## TASK
Reproduce the full listing below unchanged, apart from the pictures.

* * * *

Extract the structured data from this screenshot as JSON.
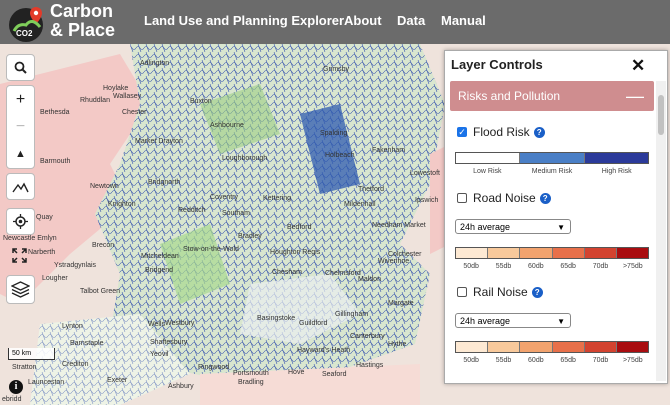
{
  "brand": {
    "line1": "Carbon",
    "line2": "& Place",
    "logo_text": "CO2"
  },
  "nav": [
    "Land Use and Planning Explorer",
    "About",
    "Data",
    "Manual"
  ],
  "map_labels": [
    "Grimsby",
    "Hoylake",
    "Wallasey",
    "Adlington",
    "Buxton",
    "Rhuddlan",
    "Bethesda",
    "Chester",
    "Ashbourne",
    "Spalding",
    "Fakenham",
    "Barmouth",
    "Market Drayton",
    "Loughborough",
    "Holbeach",
    "Newtown",
    "Bridgnorth",
    "Coventry",
    "Kettering",
    "Thetford",
    "Lowestoft",
    "Knighton",
    "Redditch",
    "Southam",
    "Mildenhall",
    "Ipswich",
    "Quay",
    "Newcastle Emlyn",
    "Brecon",
    "Stow-on-the-Wold",
    "Bradley",
    "Bedford",
    "Needham Market",
    "Ystradgynlais",
    "Narberth",
    "Mitcheldean",
    "Houghton Regis",
    "Colchester",
    "Lougher",
    "Talbot Green",
    "Bridgend",
    "Chesham",
    "Chelmsford",
    "Maldon",
    "Wivenhoe",
    "Gillingham",
    "Margate",
    "Wells",
    "Westbury",
    "Basingstoke",
    "Guildford",
    "Canterbury",
    "Hythe",
    "Lynton",
    "Crediton",
    "Yeovil",
    "Ringwood",
    "Hayward's Heath",
    "Seaford",
    "Portsmouth",
    "Shaftesbury",
    "Hastings",
    "Hove",
    "Exeter",
    "Barnstaple",
    "Bradling",
    "Stratton",
    "Ashbury",
    "Launceston"
  ],
  "scale_label": "50 km",
  "attribution": "ebridd",
  "panel": {
    "title": "Layer Controls",
    "section": "Risks and Pollution",
    "layers": [
      {
        "label": "Flood Risk",
        "checked": true,
        "legend_colors": [
          "#ffffff",
          "#4a7fc6",
          "#2b3a9a"
        ],
        "legend_labels": [
          "Low Risk",
          "Medium Risk",
          "High Risk"
        ]
      },
      {
        "label": "Road Noise",
        "checked": false,
        "select": "24h average",
        "legend_colors": [
          "#fde9d3",
          "#f8c99b",
          "#f2a36e",
          "#e8704a",
          "#d34330",
          "#a90d10"
        ],
        "legend_labels": [
          "50db",
          "55db",
          "60db",
          "65db",
          "70db",
          ">75db"
        ]
      },
      {
        "label": "Rail Noise",
        "checked": false,
        "select": "24h average",
        "legend_colors": [
          "#fde9d3",
          "#f8c99b",
          "#f2a36e",
          "#e8704a",
          "#d34330",
          "#a90d10"
        ],
        "legend_labels": [
          "50db",
          "55db",
          "60db",
          "65db",
          "70db",
          ">75db"
        ]
      }
    ]
  }
}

* * * *

## ANSWER TO THE TASK
Extract the structured data from this screenshot as JSON.
{
  "brand": {
    "line1": "Carbon",
    "line2": "& Place",
    "logo_text": "CO2"
  },
  "nav": [
    "Land Use and Planning Explorer",
    "About",
    "Data",
    "Manual"
  ],
  "map_labels": [
    "Grimsby",
    "Hoylake",
    "Wallasey",
    "Adlington",
    "Buxton",
    "Rhuddlan",
    "Bethesda",
    "Chester",
    "Ashbourne",
    "Spalding",
    "Fakenham",
    "Barmouth",
    "Market Drayton",
    "Loughborough",
    "Holbeach",
    "Newtown",
    "Bridgnorth",
    "Coventry",
    "Kettering",
    "Thetford",
    "Lowestoft",
    "Knighton",
    "Redditch",
    "Southam",
    "Mildenhall",
    "Ipswich",
    "Quay",
    "Newcastle Emlyn",
    "Brecon",
    "Stow-on-the-Wold",
    "Bradley",
    "Bedford",
    "Needham Market",
    "Ystradgynlais",
    "Narberth",
    "Mitcheldean",
    "Houghton Regis",
    "Colchester",
    "Lougher",
    "Talbot Green",
    "Bridgend",
    "Chesham",
    "Chelmsford",
    "Maldon",
    "Wivenhoe",
    "Gillingham",
    "Margate",
    "Wells",
    "Westbury",
    "Basingstoke",
    "Guildford",
    "Canterbury",
    "Hythe",
    "Lynton",
    "Crediton",
    "Yeovil",
    "Ringwood",
    "Hayward's Heath",
    "Seaford",
    "Portsmouth",
    "Shaftesbury",
    "Hastings",
    "Hove",
    "Exeter",
    "Barnstaple",
    "Bradling",
    "Stratton",
    "Ashbury",
    "Launceston"
  ],
  "scale_label": "50 km",
  "attribution": "ebridd",
  "panel": {
    "title": "Layer Controls",
    "section": "Risks and Pollution",
    "layers": [
      {
        "label": "Flood Risk",
        "checked": true,
        "legend_colors": [
          "#ffffff",
          "#4a7fc6",
          "#2b3a9a"
        ],
        "legend_labels": [
          "Low Risk",
          "Medium Risk",
          "High Risk"
        ]
      },
      {
        "label": "Road Noise",
        "checked": false,
        "select": "24h average",
        "legend_colors": [
          "#fde9d3",
          "#f8c99b",
          "#f2a36e",
          "#e8704a",
          "#d34330",
          "#a90d10"
        ],
        "legend_labels": [
          "50db",
          "55db",
          "60db",
          "65db",
          "70db",
          ">75db"
        ]
      },
      {
        "label": "Rail Noise",
        "checked": false,
        "select": "24h average",
        "legend_colors": [
          "#fde9d3",
          "#f8c99b",
          "#f2a36e",
          "#e8704a",
          "#d34330",
          "#a90d10"
        ],
        "legend_labels": [
          "50db",
          "55db",
          "60db",
          "65db",
          "70db",
          ">75db"
        ]
      }
    ]
  }
}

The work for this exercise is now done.